**EXCERPTED RECORDS:**
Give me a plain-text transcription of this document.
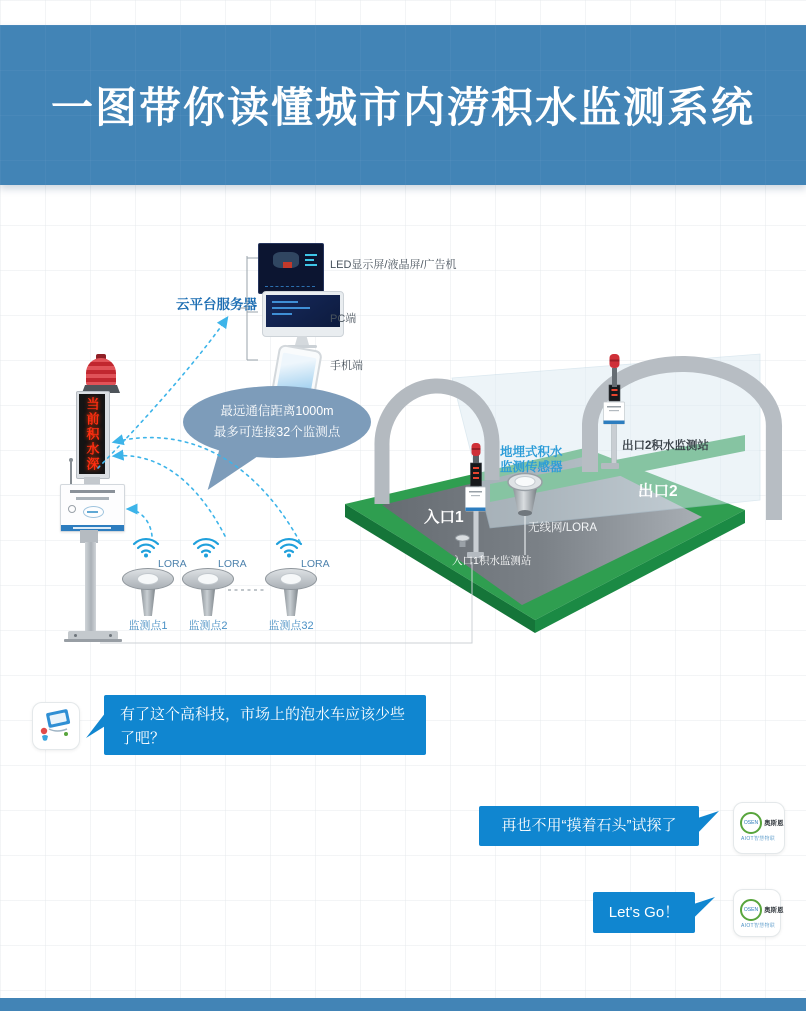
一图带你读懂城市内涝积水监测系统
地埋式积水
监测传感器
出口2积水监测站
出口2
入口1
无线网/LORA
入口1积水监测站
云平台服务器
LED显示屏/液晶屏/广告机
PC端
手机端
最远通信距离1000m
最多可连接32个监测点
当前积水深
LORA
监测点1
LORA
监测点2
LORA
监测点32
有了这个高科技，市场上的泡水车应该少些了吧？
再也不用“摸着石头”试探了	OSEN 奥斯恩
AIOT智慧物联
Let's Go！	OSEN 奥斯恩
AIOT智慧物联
---
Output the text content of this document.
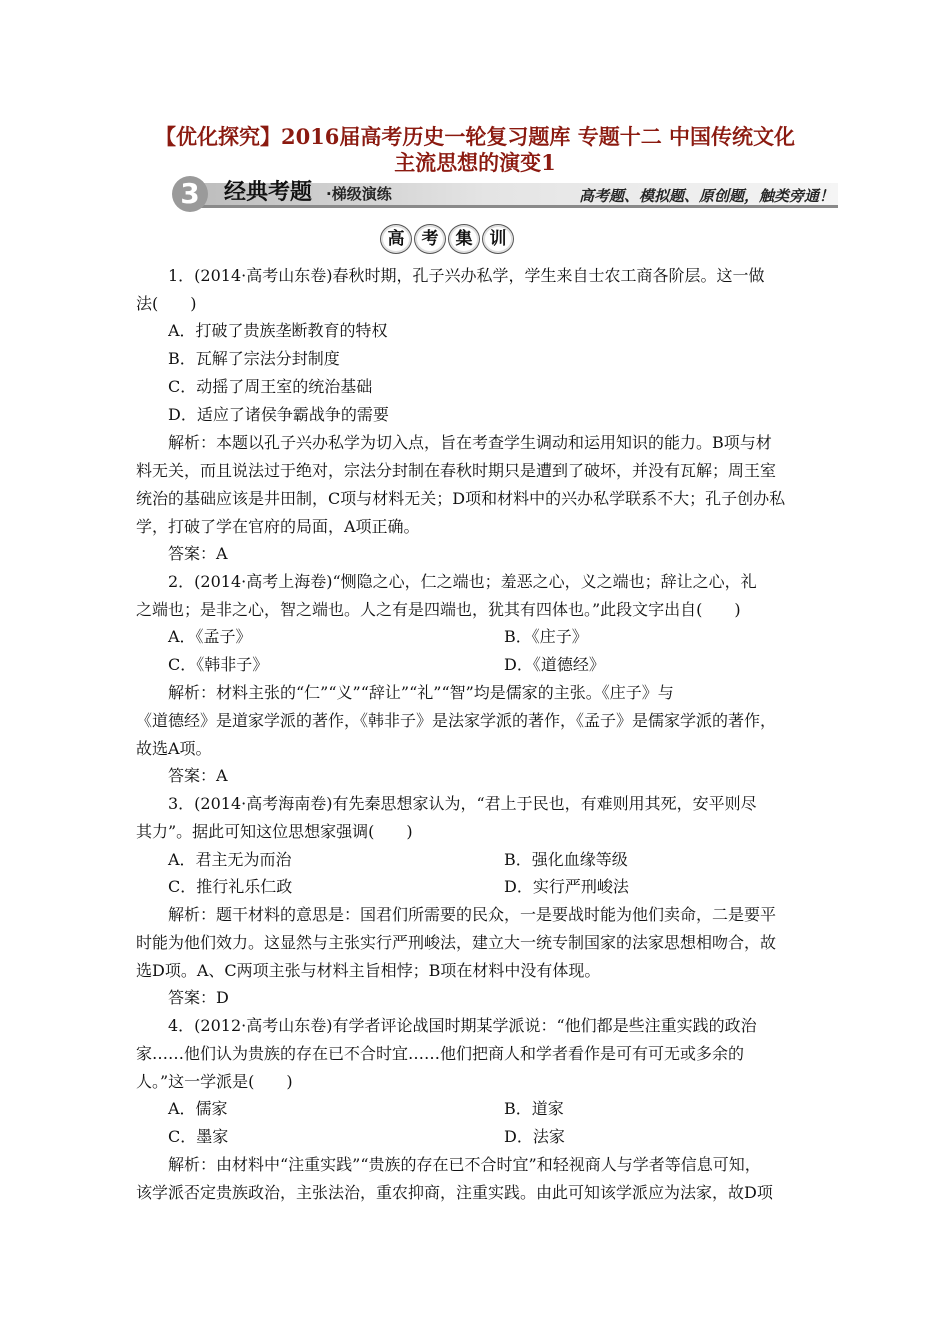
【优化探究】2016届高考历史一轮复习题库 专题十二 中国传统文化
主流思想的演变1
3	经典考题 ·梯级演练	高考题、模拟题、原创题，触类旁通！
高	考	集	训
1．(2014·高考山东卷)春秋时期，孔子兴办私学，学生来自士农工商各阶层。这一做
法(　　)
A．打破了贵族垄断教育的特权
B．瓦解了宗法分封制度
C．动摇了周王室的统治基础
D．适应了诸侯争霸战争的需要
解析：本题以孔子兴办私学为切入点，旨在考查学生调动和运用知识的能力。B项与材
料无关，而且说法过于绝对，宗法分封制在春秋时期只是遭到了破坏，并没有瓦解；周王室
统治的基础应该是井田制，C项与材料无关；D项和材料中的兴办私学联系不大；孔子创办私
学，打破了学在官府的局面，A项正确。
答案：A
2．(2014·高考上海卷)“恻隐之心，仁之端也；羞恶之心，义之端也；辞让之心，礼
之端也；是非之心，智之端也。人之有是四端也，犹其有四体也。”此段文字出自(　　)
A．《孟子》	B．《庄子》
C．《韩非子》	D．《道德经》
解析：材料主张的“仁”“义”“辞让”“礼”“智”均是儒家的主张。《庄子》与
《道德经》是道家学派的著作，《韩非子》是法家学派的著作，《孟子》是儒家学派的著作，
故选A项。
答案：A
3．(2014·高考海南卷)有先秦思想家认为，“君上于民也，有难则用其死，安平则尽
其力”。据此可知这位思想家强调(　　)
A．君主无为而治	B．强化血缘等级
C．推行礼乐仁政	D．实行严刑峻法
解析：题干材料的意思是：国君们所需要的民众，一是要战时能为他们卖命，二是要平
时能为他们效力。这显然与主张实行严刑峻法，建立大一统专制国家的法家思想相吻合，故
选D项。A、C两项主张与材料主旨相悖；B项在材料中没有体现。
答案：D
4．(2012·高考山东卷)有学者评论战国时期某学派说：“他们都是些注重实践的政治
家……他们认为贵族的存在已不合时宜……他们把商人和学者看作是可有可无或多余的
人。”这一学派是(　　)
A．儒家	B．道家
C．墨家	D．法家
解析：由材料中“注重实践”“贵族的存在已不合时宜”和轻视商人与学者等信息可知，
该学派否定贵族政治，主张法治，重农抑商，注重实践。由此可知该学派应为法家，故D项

**STATED PROBLEM:** Where a line of the records above holds the word "document", copy that line.

**FINAL ANSWER:**
Give me a plain-text transcription of this document.
Output the text content of this document.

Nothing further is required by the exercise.